Requirements –
Exactly reproduce each line of the listing that follows.

Raw data –
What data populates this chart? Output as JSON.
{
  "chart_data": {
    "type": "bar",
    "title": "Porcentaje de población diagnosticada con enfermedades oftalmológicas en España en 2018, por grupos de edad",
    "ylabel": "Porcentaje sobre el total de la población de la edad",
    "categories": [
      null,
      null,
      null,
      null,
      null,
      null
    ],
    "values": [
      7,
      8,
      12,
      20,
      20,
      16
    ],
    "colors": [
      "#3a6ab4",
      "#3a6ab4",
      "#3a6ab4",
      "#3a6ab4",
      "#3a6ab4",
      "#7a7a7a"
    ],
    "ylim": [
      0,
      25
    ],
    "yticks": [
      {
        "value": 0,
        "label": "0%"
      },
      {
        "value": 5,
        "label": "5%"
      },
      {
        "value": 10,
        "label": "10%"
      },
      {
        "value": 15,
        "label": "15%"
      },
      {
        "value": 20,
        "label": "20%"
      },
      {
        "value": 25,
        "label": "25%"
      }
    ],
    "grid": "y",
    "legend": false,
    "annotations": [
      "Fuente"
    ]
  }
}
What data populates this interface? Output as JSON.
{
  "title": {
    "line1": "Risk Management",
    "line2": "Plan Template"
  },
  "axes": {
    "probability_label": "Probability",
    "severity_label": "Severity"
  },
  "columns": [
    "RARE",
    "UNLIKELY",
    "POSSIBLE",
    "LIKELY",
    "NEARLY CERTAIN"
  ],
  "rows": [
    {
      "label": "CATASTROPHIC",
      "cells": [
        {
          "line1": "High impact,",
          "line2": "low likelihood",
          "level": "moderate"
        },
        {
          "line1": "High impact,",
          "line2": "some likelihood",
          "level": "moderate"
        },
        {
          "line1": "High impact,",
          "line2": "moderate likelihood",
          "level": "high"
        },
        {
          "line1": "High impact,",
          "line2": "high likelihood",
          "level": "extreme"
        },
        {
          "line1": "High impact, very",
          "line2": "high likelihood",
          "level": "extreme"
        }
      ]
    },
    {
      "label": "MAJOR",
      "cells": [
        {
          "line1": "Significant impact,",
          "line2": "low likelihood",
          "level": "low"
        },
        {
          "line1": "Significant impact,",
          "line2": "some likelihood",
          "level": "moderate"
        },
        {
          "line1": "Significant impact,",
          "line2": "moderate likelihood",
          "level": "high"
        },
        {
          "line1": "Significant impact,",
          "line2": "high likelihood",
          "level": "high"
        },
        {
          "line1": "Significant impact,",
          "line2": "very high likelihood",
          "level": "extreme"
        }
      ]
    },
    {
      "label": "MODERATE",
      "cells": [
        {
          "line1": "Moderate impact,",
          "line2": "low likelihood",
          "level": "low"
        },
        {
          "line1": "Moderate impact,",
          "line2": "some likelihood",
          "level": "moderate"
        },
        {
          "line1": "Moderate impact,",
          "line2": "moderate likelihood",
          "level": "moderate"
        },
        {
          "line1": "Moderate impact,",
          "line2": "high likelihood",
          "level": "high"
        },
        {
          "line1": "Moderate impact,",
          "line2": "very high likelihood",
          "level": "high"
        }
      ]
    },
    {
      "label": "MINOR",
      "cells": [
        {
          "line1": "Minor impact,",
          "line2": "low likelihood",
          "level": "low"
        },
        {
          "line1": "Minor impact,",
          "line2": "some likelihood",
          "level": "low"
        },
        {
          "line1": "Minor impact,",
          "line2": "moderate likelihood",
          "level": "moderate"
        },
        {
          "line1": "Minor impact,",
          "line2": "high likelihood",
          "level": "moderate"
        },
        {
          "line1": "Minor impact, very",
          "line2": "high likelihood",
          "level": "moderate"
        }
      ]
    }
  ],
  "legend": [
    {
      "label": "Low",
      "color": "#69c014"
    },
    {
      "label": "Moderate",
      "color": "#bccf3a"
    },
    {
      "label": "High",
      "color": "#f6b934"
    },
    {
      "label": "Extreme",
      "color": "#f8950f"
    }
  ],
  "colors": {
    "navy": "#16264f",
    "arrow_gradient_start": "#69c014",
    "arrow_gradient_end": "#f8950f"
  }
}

Output for this task –
What data populates this chart? Output as JSON.
{
  "chart_data": {
    "type": "bar",
    "title": "Porcentaje de población diagnosticada con enfermedades oftalmológicas en España en 2018, por grupos de edad",
    "ylabel": "Porcentaje sobre el total de la población de la edad",
    "categories": [
      null,
      null,
      null,
      null,
      null,
      null
    ],
    "values": [
      7,
      8,
      12,
      20,
      20,
      16
    ],
    "colors": [
      "#3a6ab4",
      "#3a6ab4",
      "#3a6ab4",
      "#3a6ab4",
      "#3a6ab4",
      "#7a7a7a"
    ],
    "ylim": [
      0,
      25
    ],
    "yticks": [
      {
        "value": 0,
        "label": "0%"
      },
      {
        "value": 5,
        "label": "5%"
      },
      {
        "value": 10,
        "label": "10%"
      },
      {
        "value": 15,
        "label": "15%"
      },
      {
        "value": 20,
        "label": "20%"
      },
      {
        "value": 25,
        "label": "25%"
      }
    ],
    "grid": "y",
    "legend": false,
    "annotations": [
      "Fuente"
    ]
  }
}
What data populates this interface? Output as JSON.
{
  "title": {
    "line1": "Risk Management",
    "line2": "Plan Template"
  },
  "axes": {
    "probability_label": "Probability",
    "severity_label": "Severity"
  },
  "columns": [
    "RARE",
    "UNLIKELY",
    "POSSIBLE",
    "LIKELY",
    "NEARLY CERTAIN"
  ],
  "rows": [
    {
      "label": "CATASTROPHIC",
      "cells": [
        {
          "line1": "High impact,",
          "line2": "low likelihood",
          "level": "moderate"
        },
        {
          "line1": "High impact,",
          "line2": "some likelihood",
          "level": "moderate"
        },
        {
          "line1": "High impact,",
          "line2": "moderate likelihood",
          "level": "high"
        },
        {
          "line1": "High impact,",
          "line2": "high likelihood",
          "level": "extreme"
        },
        {
          "line1": "High impact, very",
          "line2": "high likelihood",
          "level": "extreme"
        }
      ]
    },
    {
      "label": "MAJOR",
      "cells": [
        {
          "line1": "Significant impact,",
          "line2": "low likelihood",
          "level": "low"
        },
        {
          "line1": "Significant impact,",
          "line2": "some likelihood",
          "level": "moderate"
        },
        {
          "line1": "Significant impact,",
          "line2": "moderate likelihood",
          "level": "high"
        },
        {
          "line1": "Significant impact,",
          "line2": "high likelihood",
          "level": "high"
        },
        {
          "line1": "Significant impact,",
          "line2": "very high likelihood",
          "level": "extreme"
        }
      ]
    },
    {
      "label": "MODERATE",
      "cells": [
        {
          "line1": "Moderate impact,",
          "line2": "low likelihood",
          "level": "low"
        },
        {
          "line1": "Moderate impact,",
          "line2": "some likelihood",
          "level": "moderate"
        },
        {
          "line1": "Moderate impact,",
          "line2": "moderate likelihood",
          "level": "moderate"
        },
        {
          "line1": "Moderate impact,",
          "line2": "high likelihood",
          "level": "high"
        },
        {
          "line1": "Moderate impact,",
          "line2": "very high likelihood",
          "level": "high"
        }
      ]
    },
    {
      "label": "MINOR",
      "cells": [
        {
          "line1": "Minor impact,",
          "line2": "low likelihood",
          "level": "low"
        },
        {
          "line1": "Minor impact,",
          "line2": "some likelihood",
          "level": "low"
        },
        {
          "line1": "Minor impact,",
          "line2": "moderate likelihood",
          "level": "moderate"
        },
        {
          "line1": "Minor impact,",
          "line2": "high likelihood",
          "level": "moderate"
        },
        {
          "line1": "Minor impact, very",
          "line2": "high likelihood",
          "level": "moderate"
        }
      ]
    }
  ],
  "legend": [
    {
      "label": "Low",
      "color": "#69c014"
    },
    {
      "label": "Moderate",
      "color": "#bccf3a"
    },
    {
      "label": "High",
      "color": "#f6b934"
    },
    {
      "label": "Extreme",
      "color": "#f8950f"
    }
  ],
  "colors": {
    "navy": "#16264f",
    "arrow_gradient_start": "#69c014",
    "arrow_gradient_end": "#f8950f"
  }
}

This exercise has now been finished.